In the passage on the Rogers case, why did the defendant lack complete dominion or control over the computer hard drive?

(GIVEN PASSAGE):
▼

The court of appeals in Rogers held the defendant had a subjective expectation of privacy in his jpeg files.  Id. at 457.   Therefore, the question in Rogers was whether society is prepared to recognize that expectation as objectively reasonable.  Id.  The court of appeals explained that although the defendant had an interest in the computer hard drive, he did not have complete dominion or control over it because he had voluntarily relinquished control to the computer repair store.  Id. at 458.   The Rogers court also observed that the defendant did not take normal precautions to protect his privacy because he expressly directed the computer repair technician to backup the jpeg files.  Id.  Finally, the court determined the defendant's claim of privacy was not consistent with historical notions of privacy because a person has no legitimate expectation of privacy in information that is voluntarily turned over to third parties.  Id.

Thus, by requesting that the computer repair technician back up the jpeg files, the Rogers defendant voluntarily turned those files over to the technician for backing up, and the standard operating procedure required the files to be viewed during the process;  therefore, after the defendant directed the computer technician to back up his jpeg files, he no longer had a legitimate expectation of privacy in those files.  Id.

▲

(DATA EXTRACT):
▼

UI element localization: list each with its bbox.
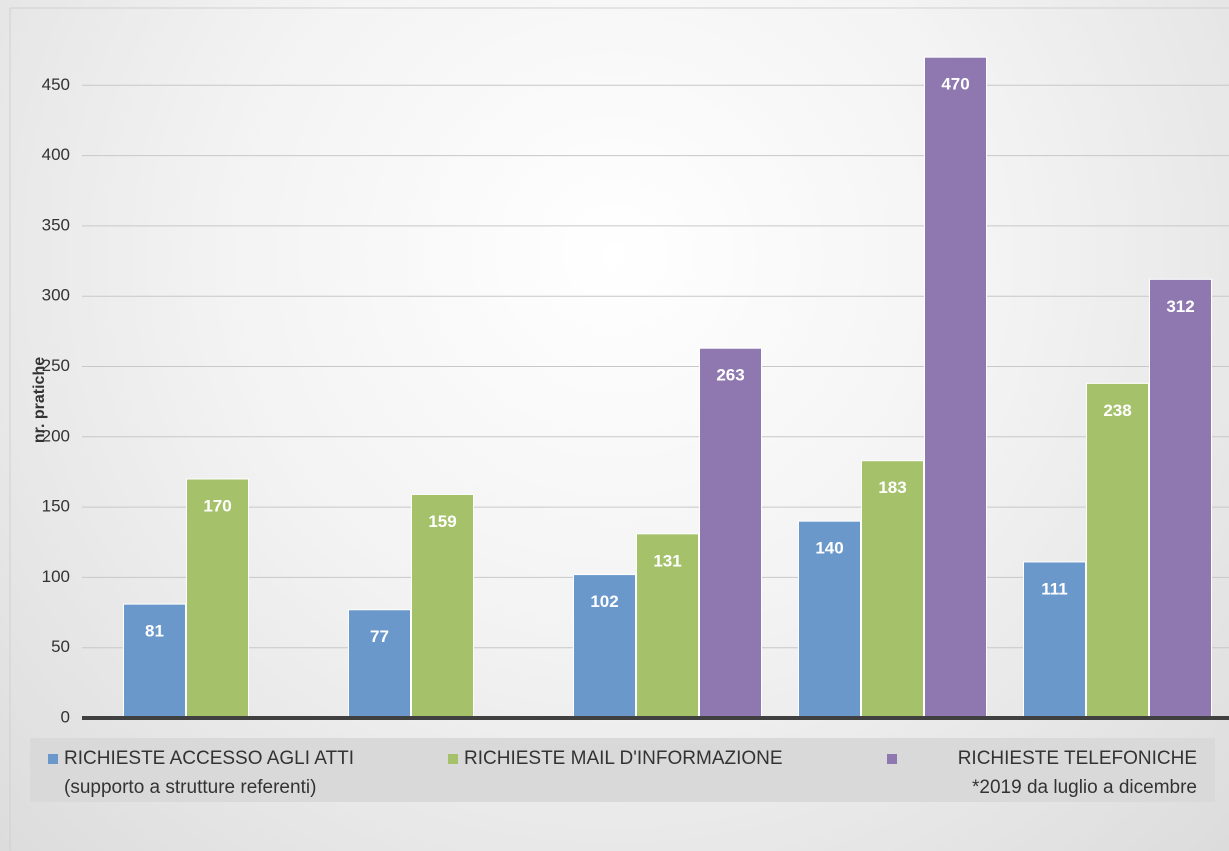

▲

(FULL OUTPUT): He had voluntarily relinquished control of it to the computer repair store.